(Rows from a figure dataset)
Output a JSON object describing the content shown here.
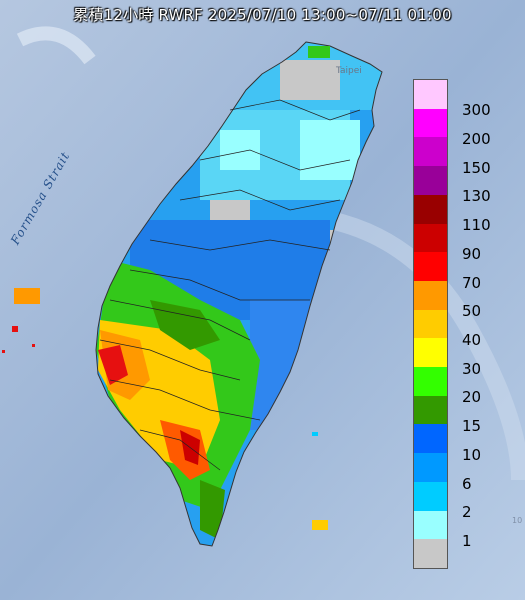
{
  "header": {
    "title": "累積12小時 RWRF 2025/07/10 13:00~07/11 01:00"
  },
  "map": {
    "strait_label": "Formosa Strait",
    "city_label": "Taipei",
    "corner_label": "10"
  },
  "legend": {
    "items": [
      {
        "label": "300",
        "color": "#ffc8ff"
      },
      {
        "label": "200",
        "color": "#ff00ff"
      },
      {
        "label": "150",
        "color": "#cc00cc"
      },
      {
        "label": "130",
        "color": "#990099"
      },
      {
        "label": "110",
        "color": "#990000"
      },
      {
        "label": "90",
        "color": "#cc0000"
      },
      {
        "label": "70",
        "color": "#ff0000"
      },
      {
        "label": "50",
        "color": "#ff9900"
      },
      {
        "label": "40",
        "color": "#ffcc00"
      },
      {
        "label": "30",
        "color": "#ffff00"
      },
      {
        "label": "20",
        "color": "#33ff00"
      },
      {
        "label": "15",
        "color": "#339900"
      },
      {
        "label": "10",
        "color": "#0066ff"
      },
      {
        "label": "6",
        "color": "#0099ff"
      },
      {
        "label": "2",
        "color": "#00ccff"
      },
      {
        "label": "1",
        "color": "#99ffff"
      },
      {
        "label": "",
        "color": "#c8c8c8"
      }
    ]
  }
}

## Your instructions
Write the entries above out again exactly, but not the pictures.

## Task result
Output a JSON object describing the content shown here.
{
  "header": {
    "title": "累積12小時 RWRF 2025/07/10 13:00~07/11 01:00"
  },
  "map": {
    "strait_label": "Formosa Strait",
    "city_label": "Taipei",
    "corner_label": "10"
  },
  "legend": {
    "items": [
      {
        "label": "300",
        "color": "#ffc8ff"
      },
      {
        "label": "200",
        "color": "#ff00ff"
      },
      {
        "label": "150",
        "color": "#cc00cc"
      },
      {
        "label": "130",
        "color": "#990099"
      },
      {
        "label": "110",
        "color": "#990000"
      },
      {
        "label": "90",
        "color": "#cc0000"
      },
      {
        "label": "70",
        "color": "#ff0000"
      },
      {
        "label": "50",
        "color": "#ff9900"
      },
      {
        "label": "40",
        "color": "#ffcc00"
      },
      {
        "label": "30",
        "color": "#ffff00"
      },
      {
        "label": "20",
        "color": "#33ff00"
      },
      {
        "label": "15",
        "color": "#339900"
      },
      {
        "label": "10",
        "color": "#0066ff"
      },
      {
        "label": "6",
        "color": "#0099ff"
      },
      {
        "label": "2",
        "color": "#00ccff"
      },
      {
        "label": "1",
        "color": "#99ffff"
      },
      {
        "label": "",
        "color": "#c8c8c8"
      }
    ]
  }
}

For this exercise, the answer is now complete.